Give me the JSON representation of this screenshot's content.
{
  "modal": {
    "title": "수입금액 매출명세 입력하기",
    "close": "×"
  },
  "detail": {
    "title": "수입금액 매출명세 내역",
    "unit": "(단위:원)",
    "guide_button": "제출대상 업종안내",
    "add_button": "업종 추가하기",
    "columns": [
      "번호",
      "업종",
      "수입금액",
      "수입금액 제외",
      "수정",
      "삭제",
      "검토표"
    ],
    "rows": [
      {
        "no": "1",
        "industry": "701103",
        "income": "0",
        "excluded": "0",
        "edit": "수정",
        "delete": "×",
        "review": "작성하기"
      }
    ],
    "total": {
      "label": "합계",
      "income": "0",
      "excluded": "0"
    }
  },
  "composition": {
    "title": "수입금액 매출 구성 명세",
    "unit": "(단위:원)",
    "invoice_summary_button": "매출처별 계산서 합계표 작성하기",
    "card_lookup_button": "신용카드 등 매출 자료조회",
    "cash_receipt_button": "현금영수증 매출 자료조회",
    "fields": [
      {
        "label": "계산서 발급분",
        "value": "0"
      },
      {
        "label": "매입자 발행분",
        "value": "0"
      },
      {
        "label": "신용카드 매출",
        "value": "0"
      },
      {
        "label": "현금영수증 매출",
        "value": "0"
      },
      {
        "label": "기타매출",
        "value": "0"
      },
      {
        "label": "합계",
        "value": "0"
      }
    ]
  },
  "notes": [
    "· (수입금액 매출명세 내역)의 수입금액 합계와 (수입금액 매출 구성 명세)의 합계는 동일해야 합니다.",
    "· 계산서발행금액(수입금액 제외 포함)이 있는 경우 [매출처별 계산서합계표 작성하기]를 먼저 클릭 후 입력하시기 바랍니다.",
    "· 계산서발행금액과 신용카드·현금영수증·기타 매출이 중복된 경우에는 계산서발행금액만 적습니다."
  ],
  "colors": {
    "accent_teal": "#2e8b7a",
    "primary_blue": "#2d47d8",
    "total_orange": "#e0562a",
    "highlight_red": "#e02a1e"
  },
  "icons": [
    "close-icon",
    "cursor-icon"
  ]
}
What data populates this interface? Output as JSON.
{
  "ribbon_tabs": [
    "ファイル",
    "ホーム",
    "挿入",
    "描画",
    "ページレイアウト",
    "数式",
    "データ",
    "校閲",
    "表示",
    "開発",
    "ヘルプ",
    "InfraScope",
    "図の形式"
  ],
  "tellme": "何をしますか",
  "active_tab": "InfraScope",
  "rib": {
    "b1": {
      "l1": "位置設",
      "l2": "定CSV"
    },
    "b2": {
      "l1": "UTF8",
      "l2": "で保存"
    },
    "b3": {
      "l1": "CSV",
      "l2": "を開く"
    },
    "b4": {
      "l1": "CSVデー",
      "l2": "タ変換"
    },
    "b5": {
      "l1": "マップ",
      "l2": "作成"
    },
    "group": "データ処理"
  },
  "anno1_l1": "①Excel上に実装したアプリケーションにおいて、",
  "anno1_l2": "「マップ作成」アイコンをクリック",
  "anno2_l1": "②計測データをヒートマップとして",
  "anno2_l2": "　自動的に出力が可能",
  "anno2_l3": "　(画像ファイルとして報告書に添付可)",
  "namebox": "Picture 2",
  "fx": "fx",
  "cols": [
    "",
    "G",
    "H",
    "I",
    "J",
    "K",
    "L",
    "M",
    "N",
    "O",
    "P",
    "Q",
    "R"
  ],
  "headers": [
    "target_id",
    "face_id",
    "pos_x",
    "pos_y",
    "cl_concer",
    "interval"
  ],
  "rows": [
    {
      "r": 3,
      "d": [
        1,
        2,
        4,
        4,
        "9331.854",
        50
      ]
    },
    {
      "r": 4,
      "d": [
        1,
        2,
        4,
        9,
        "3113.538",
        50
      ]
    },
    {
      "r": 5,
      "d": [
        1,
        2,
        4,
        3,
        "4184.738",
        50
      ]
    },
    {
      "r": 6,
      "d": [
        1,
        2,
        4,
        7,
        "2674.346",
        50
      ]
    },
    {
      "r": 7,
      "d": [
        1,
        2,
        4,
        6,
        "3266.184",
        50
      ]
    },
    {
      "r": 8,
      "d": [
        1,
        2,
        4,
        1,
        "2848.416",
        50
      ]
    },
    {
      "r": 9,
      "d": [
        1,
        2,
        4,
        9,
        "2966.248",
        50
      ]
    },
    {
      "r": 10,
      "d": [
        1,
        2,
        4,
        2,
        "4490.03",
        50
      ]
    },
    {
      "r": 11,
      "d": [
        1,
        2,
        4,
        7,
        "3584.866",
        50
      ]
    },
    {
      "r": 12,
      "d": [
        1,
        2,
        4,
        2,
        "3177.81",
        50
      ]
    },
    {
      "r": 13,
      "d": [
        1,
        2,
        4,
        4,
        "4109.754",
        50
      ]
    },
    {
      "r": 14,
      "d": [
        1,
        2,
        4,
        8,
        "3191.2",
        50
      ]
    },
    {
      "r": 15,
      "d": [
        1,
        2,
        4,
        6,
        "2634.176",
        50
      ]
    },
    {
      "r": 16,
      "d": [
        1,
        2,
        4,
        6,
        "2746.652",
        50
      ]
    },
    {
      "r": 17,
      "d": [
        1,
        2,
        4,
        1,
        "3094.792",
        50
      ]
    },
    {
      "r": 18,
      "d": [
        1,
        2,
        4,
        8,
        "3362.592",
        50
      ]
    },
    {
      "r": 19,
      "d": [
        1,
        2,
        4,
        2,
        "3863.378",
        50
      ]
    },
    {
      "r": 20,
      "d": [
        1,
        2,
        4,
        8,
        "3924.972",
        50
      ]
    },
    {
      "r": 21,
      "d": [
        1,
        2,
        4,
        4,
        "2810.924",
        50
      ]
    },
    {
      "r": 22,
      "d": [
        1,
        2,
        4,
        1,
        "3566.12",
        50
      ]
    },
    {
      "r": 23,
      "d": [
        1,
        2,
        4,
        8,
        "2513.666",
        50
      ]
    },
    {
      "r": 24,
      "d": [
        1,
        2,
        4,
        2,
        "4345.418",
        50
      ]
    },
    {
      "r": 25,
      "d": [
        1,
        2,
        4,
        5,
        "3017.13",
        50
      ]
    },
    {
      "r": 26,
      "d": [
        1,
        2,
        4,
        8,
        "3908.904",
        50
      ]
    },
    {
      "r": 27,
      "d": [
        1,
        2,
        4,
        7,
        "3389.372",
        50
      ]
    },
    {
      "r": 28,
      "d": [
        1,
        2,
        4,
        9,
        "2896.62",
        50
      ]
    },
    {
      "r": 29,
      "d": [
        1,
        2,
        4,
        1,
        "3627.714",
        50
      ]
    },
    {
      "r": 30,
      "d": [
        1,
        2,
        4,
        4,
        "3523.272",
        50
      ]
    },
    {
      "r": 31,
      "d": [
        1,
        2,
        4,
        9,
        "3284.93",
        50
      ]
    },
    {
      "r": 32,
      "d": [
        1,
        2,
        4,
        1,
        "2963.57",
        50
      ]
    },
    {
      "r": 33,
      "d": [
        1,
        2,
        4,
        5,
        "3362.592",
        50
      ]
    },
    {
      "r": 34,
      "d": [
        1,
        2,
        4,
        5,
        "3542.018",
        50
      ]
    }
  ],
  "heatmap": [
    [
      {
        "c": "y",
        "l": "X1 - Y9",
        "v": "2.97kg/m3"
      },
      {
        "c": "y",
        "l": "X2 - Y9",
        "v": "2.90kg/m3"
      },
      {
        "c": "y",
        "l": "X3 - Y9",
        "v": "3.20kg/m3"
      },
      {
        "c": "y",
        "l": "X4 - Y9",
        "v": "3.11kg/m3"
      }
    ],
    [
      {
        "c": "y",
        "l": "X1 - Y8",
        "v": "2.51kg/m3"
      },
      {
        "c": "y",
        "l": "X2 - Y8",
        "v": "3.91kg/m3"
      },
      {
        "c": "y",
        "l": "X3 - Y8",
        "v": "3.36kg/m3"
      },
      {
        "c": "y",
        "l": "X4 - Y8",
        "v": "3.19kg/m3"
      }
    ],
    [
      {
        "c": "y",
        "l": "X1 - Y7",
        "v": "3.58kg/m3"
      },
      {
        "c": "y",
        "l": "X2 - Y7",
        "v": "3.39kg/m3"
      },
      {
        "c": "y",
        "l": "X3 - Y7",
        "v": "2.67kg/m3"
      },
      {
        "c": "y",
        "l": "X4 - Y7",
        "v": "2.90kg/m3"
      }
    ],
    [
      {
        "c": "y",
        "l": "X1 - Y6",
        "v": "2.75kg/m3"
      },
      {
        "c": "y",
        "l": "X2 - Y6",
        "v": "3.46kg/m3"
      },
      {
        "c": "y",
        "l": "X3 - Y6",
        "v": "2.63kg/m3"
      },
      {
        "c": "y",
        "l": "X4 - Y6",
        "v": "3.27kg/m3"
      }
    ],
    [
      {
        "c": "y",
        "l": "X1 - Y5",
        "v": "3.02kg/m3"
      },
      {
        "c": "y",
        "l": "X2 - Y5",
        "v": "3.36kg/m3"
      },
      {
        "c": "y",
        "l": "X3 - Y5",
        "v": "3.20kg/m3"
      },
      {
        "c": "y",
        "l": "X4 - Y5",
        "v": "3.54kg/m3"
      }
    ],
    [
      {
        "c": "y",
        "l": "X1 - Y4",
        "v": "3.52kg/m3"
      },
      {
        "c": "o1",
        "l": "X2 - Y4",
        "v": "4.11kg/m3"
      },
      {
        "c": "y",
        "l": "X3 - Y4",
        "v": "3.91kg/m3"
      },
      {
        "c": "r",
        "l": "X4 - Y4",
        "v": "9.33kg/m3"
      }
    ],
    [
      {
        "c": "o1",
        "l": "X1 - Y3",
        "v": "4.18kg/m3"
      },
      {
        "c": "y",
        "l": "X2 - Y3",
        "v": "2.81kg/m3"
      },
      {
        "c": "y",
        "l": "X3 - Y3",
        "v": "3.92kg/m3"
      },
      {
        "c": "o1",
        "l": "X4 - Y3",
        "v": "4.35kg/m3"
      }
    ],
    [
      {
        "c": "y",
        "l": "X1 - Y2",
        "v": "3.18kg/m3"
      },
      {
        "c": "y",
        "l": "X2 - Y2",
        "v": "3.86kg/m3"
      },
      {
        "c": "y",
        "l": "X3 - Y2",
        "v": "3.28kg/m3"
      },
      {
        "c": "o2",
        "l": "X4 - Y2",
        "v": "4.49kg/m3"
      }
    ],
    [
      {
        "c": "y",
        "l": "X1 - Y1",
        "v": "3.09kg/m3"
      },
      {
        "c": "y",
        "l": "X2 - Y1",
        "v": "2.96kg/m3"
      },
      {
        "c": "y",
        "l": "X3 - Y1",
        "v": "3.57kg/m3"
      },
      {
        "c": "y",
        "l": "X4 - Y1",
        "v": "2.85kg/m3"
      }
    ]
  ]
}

--------------------------------------------------

- _INSTRUCTION_: From the listing above, copy every line that holds the string "this".

- _TASK ANSWER_:
Give me the JSON representation of this screenshot's content.
What data populates this interface? Output as JSON.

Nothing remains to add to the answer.